## [WORK TO DO]
Collect from the data below each line with "leaves".

## [DATASET ROWS]
* Begin *

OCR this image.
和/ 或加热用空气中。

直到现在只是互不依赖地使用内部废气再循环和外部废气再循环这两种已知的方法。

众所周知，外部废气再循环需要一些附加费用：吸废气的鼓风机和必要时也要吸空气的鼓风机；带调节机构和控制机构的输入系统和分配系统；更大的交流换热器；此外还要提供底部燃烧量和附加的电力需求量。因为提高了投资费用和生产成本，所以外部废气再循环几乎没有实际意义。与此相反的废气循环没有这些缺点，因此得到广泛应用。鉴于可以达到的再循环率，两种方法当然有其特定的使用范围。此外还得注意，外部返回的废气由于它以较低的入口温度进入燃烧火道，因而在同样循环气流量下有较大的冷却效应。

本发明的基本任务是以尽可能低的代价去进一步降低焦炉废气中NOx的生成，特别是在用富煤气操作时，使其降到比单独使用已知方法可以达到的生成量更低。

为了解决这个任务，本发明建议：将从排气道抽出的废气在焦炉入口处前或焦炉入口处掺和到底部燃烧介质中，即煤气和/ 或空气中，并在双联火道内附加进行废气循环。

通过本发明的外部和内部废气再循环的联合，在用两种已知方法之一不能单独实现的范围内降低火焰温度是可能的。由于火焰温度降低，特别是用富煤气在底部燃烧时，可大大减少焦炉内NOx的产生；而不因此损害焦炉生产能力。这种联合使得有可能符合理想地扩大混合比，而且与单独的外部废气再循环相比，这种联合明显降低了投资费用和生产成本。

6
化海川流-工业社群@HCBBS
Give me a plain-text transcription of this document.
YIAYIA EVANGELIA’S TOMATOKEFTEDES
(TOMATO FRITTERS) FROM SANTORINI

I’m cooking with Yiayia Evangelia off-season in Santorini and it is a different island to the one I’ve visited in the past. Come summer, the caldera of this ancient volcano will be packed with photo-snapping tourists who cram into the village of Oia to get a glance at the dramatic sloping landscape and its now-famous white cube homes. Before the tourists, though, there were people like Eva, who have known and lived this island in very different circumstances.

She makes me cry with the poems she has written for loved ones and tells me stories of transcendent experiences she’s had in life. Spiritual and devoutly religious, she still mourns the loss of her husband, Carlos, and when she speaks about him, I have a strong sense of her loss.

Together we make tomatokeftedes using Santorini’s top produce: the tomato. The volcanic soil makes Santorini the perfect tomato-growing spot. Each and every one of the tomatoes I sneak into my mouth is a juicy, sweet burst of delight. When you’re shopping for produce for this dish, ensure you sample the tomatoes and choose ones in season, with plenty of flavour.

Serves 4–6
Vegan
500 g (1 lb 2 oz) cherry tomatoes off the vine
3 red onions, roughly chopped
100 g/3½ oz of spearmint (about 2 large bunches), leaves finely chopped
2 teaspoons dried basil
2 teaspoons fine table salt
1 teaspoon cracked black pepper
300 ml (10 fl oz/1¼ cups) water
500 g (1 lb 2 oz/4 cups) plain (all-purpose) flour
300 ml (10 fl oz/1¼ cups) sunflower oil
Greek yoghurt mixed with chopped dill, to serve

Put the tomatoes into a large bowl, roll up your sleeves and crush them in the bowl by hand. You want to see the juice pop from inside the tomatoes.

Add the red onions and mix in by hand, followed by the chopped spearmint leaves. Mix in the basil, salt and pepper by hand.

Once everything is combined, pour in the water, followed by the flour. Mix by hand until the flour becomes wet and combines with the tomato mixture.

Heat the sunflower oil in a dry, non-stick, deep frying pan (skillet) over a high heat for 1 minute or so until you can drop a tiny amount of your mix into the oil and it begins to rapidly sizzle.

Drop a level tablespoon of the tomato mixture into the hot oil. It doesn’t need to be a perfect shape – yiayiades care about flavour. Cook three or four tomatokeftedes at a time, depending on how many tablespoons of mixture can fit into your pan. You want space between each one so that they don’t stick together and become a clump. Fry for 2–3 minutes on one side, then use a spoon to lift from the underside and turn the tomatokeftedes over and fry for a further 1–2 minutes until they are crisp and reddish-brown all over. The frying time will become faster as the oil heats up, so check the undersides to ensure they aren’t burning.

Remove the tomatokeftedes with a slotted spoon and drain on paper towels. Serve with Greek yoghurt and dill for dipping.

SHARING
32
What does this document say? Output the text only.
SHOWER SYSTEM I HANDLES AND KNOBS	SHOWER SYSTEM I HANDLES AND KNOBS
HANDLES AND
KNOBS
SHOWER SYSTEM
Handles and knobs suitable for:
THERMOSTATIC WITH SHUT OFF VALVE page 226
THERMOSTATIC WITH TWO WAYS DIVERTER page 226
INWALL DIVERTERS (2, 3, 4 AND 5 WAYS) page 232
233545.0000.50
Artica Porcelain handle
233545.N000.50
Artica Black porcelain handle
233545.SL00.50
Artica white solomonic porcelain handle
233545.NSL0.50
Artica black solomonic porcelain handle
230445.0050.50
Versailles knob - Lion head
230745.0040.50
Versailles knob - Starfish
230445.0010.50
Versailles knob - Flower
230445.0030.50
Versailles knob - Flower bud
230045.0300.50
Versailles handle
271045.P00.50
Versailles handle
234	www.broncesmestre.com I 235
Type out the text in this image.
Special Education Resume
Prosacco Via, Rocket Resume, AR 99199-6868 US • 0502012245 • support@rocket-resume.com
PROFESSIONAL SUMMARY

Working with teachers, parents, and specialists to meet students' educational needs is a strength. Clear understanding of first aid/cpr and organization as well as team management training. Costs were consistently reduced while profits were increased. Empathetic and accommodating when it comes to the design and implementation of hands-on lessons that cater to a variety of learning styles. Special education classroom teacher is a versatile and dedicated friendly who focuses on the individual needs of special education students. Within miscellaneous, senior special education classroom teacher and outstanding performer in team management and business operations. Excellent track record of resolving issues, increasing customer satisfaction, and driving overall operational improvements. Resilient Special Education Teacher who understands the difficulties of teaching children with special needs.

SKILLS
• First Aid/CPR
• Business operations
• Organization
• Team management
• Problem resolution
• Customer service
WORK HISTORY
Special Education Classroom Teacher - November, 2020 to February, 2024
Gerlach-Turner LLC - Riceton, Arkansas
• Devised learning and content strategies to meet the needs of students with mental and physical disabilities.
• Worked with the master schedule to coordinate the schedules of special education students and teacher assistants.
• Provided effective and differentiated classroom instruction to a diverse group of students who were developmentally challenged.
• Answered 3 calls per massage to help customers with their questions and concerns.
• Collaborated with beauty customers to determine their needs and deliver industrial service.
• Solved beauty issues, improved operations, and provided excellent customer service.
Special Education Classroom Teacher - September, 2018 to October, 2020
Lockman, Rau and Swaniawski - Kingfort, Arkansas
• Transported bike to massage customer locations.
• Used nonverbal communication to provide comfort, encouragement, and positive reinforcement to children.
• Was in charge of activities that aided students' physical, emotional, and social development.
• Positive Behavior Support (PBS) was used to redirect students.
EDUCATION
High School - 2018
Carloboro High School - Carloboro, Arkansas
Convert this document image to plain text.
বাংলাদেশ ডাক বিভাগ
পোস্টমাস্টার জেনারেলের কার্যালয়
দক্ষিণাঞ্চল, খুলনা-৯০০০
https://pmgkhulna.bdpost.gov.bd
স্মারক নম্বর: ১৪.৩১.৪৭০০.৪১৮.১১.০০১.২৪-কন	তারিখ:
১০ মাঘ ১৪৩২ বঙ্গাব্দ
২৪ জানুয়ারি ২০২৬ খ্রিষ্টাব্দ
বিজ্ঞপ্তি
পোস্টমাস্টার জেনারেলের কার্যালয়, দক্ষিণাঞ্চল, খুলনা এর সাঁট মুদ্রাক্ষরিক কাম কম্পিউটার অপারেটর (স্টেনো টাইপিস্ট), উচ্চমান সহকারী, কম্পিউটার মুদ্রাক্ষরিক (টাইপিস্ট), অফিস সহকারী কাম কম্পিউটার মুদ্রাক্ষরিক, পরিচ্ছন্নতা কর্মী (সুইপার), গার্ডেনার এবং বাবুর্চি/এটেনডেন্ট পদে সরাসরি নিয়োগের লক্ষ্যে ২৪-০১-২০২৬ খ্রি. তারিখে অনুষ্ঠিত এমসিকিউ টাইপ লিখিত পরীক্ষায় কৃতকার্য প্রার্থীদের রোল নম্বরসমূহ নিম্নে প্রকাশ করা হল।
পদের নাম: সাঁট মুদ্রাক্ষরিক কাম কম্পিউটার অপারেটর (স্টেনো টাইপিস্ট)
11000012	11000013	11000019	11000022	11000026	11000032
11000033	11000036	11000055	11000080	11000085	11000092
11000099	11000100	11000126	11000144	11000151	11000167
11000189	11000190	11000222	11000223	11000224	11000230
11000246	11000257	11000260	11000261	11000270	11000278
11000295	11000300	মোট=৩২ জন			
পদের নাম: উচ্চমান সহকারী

* End *

## [EXERCISE RESPONSE]
100 g/3½ oz of spearmint (about 2 large bunches), leaves finely chopped
Add the red onions and mix in by hand, followed by the chopped spearmint leaves. Mix in the basil, salt and pepper by hand.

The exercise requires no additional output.